| Selection |
Frequently Asked Questions
How do you calculate A/B test sample size?
Sample size is calculated using the formula: n = (Zα/2 + Zβ)² × (p₁(1-p₁) + p₂(1-p₂)) / (p₂-p₁)², where p₁ is the baseline conversion rate, p₂ is the expected improved rate, Zα/2 is the z-value for your confidence level, and Zβ is the z-value for your desired power.
What is minimum detectable effect (MDE)?
MDE is the smallest relative improvement you want to be able to detect in your test. A 10% MDE on a 5% baseline means you want to detect if the variant achieves at least 5.5% (a 0.5 percentage point absolute improvement). Smaller MDEs require larger sample sizes.
What is statistical power?
Statistical power (1-β) is the probability of correctly detecting a real effect. 80% power means you have an 80% chance of detecting a true difference and a 20% chance of missing it (Type II error). Higher power requires more samples but reduces false negatives.
Why do I need so many visitors for my A/B test?
Sample size depends on your baseline rate, desired MDE, confidence level, and power. Lower baseline rates, smaller MDEs, higher confidence, and higher power all increase the required sample size. A 5% baseline with 5% relative MDE at 95% confidence and 80% power needs ~125,000 visitors per variation.
How long should I run my A/B test?
Divide your total required sample size by your daily traffic. For example, if you need 20,000 visitors total and get 2,000/day, run for at least 10 days. Also run for at least 1-2 full weeks to account for day-of-week variations in user behavior.

| Entries |
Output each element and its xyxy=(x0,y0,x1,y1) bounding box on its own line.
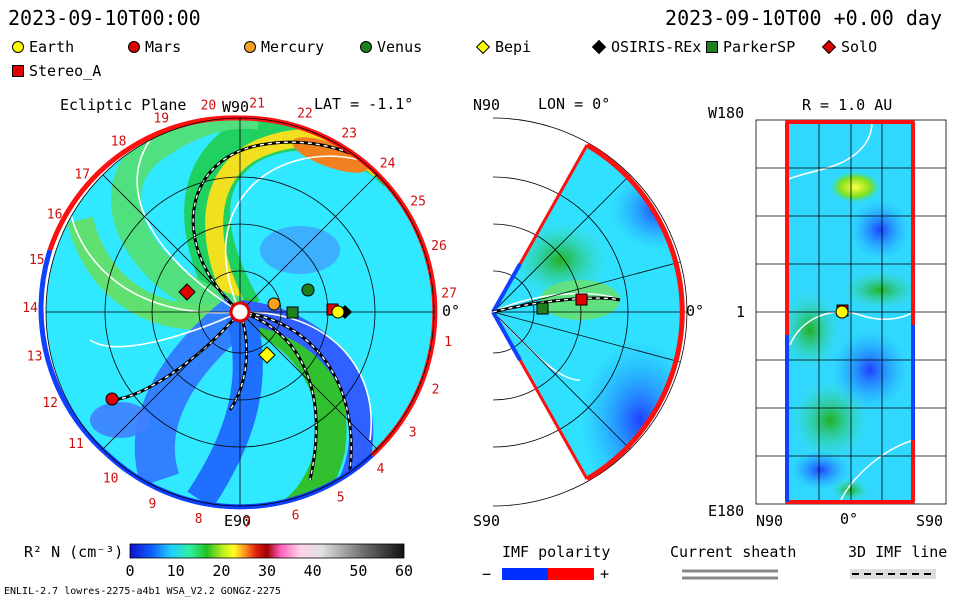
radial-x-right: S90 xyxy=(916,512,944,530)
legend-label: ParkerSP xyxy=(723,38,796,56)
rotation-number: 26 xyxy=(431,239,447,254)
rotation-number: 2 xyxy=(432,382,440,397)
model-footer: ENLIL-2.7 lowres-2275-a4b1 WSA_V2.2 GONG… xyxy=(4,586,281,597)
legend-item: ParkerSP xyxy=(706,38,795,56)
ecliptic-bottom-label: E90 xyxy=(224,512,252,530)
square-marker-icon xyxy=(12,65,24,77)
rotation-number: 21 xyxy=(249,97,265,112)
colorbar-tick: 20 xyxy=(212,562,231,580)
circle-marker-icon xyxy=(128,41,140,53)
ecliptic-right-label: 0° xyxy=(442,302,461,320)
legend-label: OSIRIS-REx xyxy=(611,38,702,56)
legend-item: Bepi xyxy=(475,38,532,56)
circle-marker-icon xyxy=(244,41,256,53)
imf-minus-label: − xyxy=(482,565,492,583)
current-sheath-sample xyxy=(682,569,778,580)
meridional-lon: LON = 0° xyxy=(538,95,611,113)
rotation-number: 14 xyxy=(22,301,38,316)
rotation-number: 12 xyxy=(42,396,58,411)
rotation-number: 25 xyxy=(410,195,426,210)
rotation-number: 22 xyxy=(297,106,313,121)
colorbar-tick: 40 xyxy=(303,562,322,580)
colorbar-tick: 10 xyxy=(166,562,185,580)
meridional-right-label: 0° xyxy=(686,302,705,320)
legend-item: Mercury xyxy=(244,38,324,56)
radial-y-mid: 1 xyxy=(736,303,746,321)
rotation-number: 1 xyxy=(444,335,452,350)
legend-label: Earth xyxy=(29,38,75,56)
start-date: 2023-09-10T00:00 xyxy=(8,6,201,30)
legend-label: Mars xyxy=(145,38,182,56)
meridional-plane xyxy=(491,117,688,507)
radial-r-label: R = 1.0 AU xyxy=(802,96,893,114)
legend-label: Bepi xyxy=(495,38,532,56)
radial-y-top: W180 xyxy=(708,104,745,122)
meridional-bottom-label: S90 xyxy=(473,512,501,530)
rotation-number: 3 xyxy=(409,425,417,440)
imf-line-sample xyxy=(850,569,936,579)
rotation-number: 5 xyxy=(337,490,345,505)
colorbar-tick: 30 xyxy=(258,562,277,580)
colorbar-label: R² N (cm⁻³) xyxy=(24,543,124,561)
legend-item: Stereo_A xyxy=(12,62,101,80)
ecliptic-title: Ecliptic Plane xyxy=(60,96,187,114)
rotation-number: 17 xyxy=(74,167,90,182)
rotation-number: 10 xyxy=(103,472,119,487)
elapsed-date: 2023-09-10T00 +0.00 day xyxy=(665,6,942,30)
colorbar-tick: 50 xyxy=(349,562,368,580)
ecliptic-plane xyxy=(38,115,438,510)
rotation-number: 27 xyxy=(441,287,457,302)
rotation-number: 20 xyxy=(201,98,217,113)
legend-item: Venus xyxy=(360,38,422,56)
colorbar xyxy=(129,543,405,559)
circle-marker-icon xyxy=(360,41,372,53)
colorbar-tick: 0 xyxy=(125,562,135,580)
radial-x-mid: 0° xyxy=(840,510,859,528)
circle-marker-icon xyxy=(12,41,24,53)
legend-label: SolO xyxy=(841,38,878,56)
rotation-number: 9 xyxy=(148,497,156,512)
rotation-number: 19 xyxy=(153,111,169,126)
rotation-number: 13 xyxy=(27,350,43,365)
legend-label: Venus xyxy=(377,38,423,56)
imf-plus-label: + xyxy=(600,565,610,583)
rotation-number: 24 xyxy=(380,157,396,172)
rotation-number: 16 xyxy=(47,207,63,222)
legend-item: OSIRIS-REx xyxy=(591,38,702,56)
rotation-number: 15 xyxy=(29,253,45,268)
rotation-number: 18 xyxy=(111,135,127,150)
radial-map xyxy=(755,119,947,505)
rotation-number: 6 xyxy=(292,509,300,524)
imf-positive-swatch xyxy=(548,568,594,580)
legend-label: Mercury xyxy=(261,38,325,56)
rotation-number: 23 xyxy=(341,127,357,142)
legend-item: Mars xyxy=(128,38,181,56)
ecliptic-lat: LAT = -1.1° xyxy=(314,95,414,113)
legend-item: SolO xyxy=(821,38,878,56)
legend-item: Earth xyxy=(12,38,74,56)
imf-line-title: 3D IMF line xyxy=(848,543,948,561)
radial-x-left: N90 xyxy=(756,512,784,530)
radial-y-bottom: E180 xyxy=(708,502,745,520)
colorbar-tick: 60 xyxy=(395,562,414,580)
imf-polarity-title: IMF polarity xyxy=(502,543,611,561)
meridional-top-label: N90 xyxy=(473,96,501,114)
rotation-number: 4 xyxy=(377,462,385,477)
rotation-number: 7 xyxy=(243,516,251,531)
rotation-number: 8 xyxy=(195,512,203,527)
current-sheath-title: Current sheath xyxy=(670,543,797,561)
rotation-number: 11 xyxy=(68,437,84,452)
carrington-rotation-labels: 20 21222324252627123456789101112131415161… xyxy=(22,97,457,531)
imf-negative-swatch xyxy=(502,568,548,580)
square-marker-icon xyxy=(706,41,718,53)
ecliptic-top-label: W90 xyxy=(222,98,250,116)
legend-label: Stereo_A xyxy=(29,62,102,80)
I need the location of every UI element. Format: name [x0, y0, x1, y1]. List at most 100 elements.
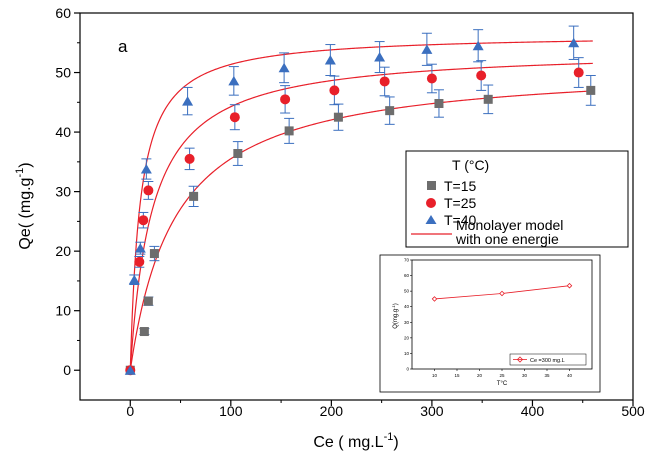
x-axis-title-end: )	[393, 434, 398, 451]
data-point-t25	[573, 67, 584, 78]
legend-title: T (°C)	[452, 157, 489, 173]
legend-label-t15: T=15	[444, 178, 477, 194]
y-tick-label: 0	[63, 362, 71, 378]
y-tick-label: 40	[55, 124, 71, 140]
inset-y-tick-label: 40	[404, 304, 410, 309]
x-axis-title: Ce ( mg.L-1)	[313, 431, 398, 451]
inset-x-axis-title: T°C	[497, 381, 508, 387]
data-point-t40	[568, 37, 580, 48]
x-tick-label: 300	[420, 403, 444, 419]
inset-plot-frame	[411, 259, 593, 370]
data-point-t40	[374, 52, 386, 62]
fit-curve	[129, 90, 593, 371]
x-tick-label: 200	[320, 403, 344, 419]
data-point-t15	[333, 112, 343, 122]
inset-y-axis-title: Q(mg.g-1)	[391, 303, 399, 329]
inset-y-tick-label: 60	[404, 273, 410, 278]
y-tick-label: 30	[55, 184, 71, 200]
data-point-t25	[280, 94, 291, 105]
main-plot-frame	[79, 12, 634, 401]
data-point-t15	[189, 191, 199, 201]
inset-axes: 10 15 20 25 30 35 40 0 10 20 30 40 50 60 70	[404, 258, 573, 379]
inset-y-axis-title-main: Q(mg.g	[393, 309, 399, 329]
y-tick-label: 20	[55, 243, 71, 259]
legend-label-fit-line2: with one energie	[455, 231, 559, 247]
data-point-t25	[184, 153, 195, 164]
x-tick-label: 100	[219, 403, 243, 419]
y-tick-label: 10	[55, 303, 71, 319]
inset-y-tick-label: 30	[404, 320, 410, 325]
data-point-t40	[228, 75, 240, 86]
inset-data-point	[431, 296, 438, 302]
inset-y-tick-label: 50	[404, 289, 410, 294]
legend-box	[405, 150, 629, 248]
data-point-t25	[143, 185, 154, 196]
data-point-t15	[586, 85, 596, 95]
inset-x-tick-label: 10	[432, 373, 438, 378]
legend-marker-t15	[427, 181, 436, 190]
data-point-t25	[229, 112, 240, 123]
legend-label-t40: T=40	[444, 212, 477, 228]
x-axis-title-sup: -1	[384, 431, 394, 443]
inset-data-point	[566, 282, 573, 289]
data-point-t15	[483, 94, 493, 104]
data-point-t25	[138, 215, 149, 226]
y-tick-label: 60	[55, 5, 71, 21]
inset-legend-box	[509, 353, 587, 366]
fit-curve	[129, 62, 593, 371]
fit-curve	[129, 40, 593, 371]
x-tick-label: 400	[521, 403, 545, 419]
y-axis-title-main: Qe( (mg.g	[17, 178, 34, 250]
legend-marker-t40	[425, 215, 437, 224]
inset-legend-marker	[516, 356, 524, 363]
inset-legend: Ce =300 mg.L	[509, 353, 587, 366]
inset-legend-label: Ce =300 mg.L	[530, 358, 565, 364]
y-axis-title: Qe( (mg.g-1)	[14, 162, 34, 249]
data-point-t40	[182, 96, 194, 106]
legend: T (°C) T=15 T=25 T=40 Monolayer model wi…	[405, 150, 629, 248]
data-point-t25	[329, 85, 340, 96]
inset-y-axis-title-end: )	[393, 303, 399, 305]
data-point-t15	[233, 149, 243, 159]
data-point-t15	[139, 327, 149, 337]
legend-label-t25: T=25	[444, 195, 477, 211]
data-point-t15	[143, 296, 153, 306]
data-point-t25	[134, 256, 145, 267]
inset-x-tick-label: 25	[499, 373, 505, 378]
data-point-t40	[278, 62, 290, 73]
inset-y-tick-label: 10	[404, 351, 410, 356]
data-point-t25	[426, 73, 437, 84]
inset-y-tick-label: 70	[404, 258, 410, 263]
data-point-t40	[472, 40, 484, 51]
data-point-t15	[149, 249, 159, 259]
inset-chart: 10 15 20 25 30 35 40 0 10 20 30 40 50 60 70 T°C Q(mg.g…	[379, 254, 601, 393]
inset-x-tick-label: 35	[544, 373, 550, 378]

| Short exercise 1 |
Reproduce the passage from the A/B testing FAQ that begins at the words "Sample size is" and stops after "is statistical power?".
| Short exercise 2 |
Answer from the A/B testing FAQ:
(a) With 80% power, what chance is there of missing a true difference?
(b) How many visitors per variation are needed for a 5% baseline with 5% relative MDE at 95% confidence and 80% power?
(c) Beyond dividing the total sample size by daily traffic, what minimum run length does the FAQ advise?
| Short exercise 3 |
List the factors that the A/B testing FAQ says sample size depends on.

| Finished answer 1 |
Sample size is calculated using the formula: n = (Zα/2 + Zβ)² × (p₁(1-p₁) + p₂(1-p₂)) / (p₂-p₁)², where p₁ is the baseline conversion rate, p₂ is the expected improved rate, Zα/2 is the z-value for your confidence level, and Zβ is the z-value for your desired power.
What is minimum detectable effect (MDE)?
MDE is the smallest relative improvement you want to be able to detect in your test. A 10% MDE on a 5% baseline means you want to detect if the variant achieves at least 5.5% (a 0.5 percentage point absolute improvement). Smaller MDEs require larger sample sizes.
What is statistical power?

| Finished answer 2 |
(a) 20%
(b) About 125,000
(c) At least 1-2 full weeks

| Finished answer 3 |
- Baseline rate
- Desired MDE
- Confidence level
- Power